* _Exercise directions_: Would you return the complete listing below word for word?

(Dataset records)

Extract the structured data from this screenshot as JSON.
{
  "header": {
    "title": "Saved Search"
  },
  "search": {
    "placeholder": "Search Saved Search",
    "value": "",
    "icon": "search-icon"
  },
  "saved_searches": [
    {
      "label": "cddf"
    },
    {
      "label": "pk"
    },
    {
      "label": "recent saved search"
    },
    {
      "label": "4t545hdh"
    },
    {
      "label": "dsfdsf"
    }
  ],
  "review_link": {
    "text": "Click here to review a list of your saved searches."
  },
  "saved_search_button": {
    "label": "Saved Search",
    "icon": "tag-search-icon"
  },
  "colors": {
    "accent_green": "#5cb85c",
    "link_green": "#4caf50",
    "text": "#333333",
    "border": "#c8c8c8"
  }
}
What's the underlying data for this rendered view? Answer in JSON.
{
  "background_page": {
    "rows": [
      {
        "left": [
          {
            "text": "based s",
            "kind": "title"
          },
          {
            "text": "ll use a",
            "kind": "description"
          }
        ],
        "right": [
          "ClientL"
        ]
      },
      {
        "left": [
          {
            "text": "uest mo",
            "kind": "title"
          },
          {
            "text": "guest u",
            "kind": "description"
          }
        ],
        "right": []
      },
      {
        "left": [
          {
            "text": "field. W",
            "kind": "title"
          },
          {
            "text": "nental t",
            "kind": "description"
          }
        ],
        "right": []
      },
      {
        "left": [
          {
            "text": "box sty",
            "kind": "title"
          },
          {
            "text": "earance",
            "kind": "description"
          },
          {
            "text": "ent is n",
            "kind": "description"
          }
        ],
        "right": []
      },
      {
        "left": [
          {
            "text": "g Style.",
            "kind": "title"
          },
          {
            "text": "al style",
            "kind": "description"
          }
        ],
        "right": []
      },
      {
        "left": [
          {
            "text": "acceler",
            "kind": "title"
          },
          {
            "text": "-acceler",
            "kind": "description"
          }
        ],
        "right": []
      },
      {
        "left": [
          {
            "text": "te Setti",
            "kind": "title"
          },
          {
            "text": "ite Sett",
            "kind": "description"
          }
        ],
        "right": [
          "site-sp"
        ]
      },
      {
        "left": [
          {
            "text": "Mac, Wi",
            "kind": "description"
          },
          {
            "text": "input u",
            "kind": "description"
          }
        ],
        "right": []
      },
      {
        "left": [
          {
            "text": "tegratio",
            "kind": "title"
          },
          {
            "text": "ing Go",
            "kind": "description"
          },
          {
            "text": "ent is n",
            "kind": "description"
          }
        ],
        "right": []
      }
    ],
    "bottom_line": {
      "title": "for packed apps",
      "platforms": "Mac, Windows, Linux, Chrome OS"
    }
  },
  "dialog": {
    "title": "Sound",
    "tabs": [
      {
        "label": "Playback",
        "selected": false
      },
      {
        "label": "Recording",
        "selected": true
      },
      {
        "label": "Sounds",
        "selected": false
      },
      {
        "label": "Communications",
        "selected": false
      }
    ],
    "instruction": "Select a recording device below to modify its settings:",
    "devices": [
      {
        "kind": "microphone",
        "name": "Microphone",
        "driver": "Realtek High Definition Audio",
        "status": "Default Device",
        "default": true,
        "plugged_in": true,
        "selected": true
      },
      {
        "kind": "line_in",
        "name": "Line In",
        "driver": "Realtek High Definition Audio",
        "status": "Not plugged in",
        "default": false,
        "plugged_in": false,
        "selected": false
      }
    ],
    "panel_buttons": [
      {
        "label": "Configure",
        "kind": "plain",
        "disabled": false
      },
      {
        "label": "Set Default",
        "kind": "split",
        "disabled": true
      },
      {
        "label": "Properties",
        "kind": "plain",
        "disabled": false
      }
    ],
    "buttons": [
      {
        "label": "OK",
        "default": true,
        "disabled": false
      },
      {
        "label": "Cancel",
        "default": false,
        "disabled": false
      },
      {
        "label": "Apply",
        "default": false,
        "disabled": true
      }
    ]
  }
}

* _Written reply_:
Extract the structured data from this screenshot as JSON.
{
  "header": {
    "title": "Saved Search"
  },
  "search": {
    "placeholder": "Search Saved Search",
    "value": "",
    "icon": "search-icon"
  },
  "saved_searches": [
    {
      "label": "cddf"
    },
    {
      "label": "pk"
    },
    {
      "label": "recent saved search"
    },
    {
      "label": "4t545hdh"
    },
    {
      "label": "dsfdsf"
    }
  ],
  "review_link": {
    "text": "Click here to review a list of your saved searches."
  },
  "saved_search_button": {
    "label": "Saved Search",
    "icon": "tag-search-icon"
  },
  "colors": {
    "accent_green": "#5cb85c",
    "link_green": "#4caf50",
    "text": "#333333",
    "border": "#c8c8c8"
  }
}
What's the underlying data for this rendered view? Answer in JSON.
{
  "background_page": {
    "rows": [
      {
        "left": [
          {
            "text": "based s",
            "kind": "title"
          },
          {
            "text": "ll use a",
            "kind": "description"
          }
        ],
        "right": [
          "ClientL"
        ]
      },
      {
        "left": [
          {
            "text": "uest mo",
            "kind": "title"
          },
          {
            "text": "guest u",
            "kind": "description"
          }
        ],
        "right": []
      },
      {
        "left": [
          {
            "text": "field. W",
            "kind": "title"
          },
          {
            "text": "nental t",
            "kind": "description"
          }
        ],
        "right": []
      },
      {
        "left": [
          {
            "text": "box sty",
            "kind": "title"
          },
          {
            "text": "earance",
            "kind": "description"
          },
          {
            "text": "ent is n",
            "kind": "description"
          }
        ],
        "right": []
      },
      {
        "left": [
          {
            "text": "g Style.",
            "kind": "title"
          },
          {
            "text": "al style",
            "kind": "description"
          }
        ],
        "right": []
      },
      {
        "left": [
          {
            "text": "acceler",
            "kind": "title"
          },
          {
            "text": "-acceler",
            "kind": "description"
          }
        ],
        "right": []
      },
      {
        "left": [
          {
            "text": "te Setti",
            "kind": "title"
          },
          {
            "text": "ite Sett",
            "kind": "description"
          }
        ],
        "right": [
          "site-sp"
        ]
      },
      {
        "left": [
          {
            "text": "Mac, Wi",
            "kind": "description"
          },
          {
            "text": "input u",
            "kind": "description"
          }
        ],
        "right": []
      },
      {
        "left": [
          {
            "text": "tegratio",
            "kind": "title"
          },
          {
            "text": "ing Go",
            "kind": "description"
          },
          {
            "text": "ent is n",
            "kind": "description"
          }
        ],
        "right": []
      }
    ],
    "bottom_line": {
      "title": "for packed apps",
      "platforms": "Mac, Windows, Linux, Chrome OS"
    }
  },
  "dialog": {
    "title": "Sound",
    "tabs": [
      {
        "label": "Playback",
        "selected": false
      },
      {
        "label": "Recording",
        "selected": true
      },
      {
        "label": "Sounds",
        "selected": false
      },
      {
        "label": "Communications",
        "selected": false
      }
    ],
    "instruction": "Select a recording device below to modify its settings:",
    "devices": [
      {
        "kind": "microphone",
        "name": "Microphone",
        "driver": "Realtek High Definition Audio",
        "status": "Default Device",
        "default": true,
        "plugged_in": true,
        "selected": true
      },
      {
        "kind": "line_in",
        "name": "Line In",
        "driver": "Realtek High Definition Audio",
        "status": "Not plugged in",
        "default": false,
        "plugged_in": false,
        "selected": false
      }
    ],
    "panel_buttons": [
      {
        "label": "Configure",
        "kind": "plain",
        "disabled": false
      },
      {
        "label": "Set Default",
        "kind": "split",
        "disabled": true
      },
      {
        "label": "Properties",
        "kind": "plain",
        "disabled": false
      }
    ],
    "buttons": [
      {
        "label": "OK",
        "default": true,
        "disabled": false
      },
      {
        "label": "Cancel",
        "default": false,
        "disabled": false
      },
      {
        "label": "Apply",
        "default": false,
        "disabled": true
      }
    ]
  }
}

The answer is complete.